### What this task involves
Copy out all of the material, matching it word for word.

### Records for processing
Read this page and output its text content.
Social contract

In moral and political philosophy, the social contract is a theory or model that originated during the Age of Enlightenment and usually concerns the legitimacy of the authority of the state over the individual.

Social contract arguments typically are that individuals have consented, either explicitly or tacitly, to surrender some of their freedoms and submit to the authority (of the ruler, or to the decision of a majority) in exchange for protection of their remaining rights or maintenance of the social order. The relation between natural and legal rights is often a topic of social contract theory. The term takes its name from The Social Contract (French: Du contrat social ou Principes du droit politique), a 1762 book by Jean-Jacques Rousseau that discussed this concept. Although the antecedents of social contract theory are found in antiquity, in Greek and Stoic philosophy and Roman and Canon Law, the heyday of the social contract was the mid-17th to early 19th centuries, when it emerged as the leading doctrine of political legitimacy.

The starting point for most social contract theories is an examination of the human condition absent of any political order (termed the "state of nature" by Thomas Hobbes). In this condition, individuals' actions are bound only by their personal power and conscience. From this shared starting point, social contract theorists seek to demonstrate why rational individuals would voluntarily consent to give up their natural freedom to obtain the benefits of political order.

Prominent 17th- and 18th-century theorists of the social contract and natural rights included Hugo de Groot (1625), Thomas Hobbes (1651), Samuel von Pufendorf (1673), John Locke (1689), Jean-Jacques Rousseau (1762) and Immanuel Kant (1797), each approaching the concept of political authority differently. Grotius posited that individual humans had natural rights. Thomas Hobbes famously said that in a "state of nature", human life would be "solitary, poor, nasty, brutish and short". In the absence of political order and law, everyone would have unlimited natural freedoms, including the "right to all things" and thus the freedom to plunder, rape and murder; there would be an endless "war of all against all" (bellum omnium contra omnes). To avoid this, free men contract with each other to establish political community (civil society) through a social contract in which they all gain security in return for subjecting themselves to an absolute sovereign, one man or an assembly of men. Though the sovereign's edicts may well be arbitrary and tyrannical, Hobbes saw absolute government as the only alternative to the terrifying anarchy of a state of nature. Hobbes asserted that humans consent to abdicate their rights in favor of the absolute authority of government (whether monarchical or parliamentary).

### Answer to this problem
Read this page and output its text content.
Social contract

In moral and political philosophy, the social contract is a theory or model that originated during the Age of Enlightenment and usually concerns the legitimacy of the authority of the state over the individual.

Social contract arguments typically are that individuals have consented, either explicitly or tacitly, to surrender some of their freedoms and submit to the authority (of the ruler, or to the decision of a majority) in exchange for protection of their remaining rights or maintenance of the social order. The relation between natural and legal rights is often a topic of social contract theory. The term takes its name from The Social Contract (French: Du contrat social ou Principes du droit politique), a 1762 book by Jean-Jacques Rousseau that discussed this concept. Although the antecedents of social contract theory are found in antiquity, in Greek and Stoic philosophy and Roman and Canon Law, the heyday of the social contract was the mid-17th to early 19th centuries, when it emerged as the leading doctrine of political legitimacy.

The starting point for most social contract theories is an examination of the human condition absent of any political order (termed the "state of nature" by Thomas Hobbes). In this condition, individuals' actions are bound only by their personal power and conscience. From this shared starting point, social contract theorists seek to demonstrate why rational individuals would voluntarily consent to give up their natural freedom to obtain the benefits of political order.

Prominent 17th- and 18th-century theorists of the social contract and natural rights included Hugo de Groot (1625), Thomas Hobbes (1651), Samuel von Pufendorf (1673), John Locke (1689), Jean-Jacques Rousseau (1762) and Immanuel Kant (1797), each approaching the concept of political authority differently. Grotius posited that individual humans had natural rights. Thomas Hobbes famously said that in a "state of nature", human life would be "solitary, poor, nasty, brutish and short". In the absence of political order and law, everyone would have unlimited natural freedoms, including the "right to all things" and thus the freedom to plunder, rape and murder; there would be an endless "war of all against all" (bellum omnium contra omnes). To avoid this, free men contract with each other to establish political community (civil society) through a social contract in which they all gain security in return for subjecting themselves to an absolute sovereign, one man or an assembly of men. Though the sovereign's edicts may well be arbitrary and tyrannical, Hobbes saw absolute government as the only alternative to the terrifying anarchy of a state of nature. Hobbes asserted that humans consent to abdicate their rights in favor of the absolute authority of government (whether monarchical or parliamentary).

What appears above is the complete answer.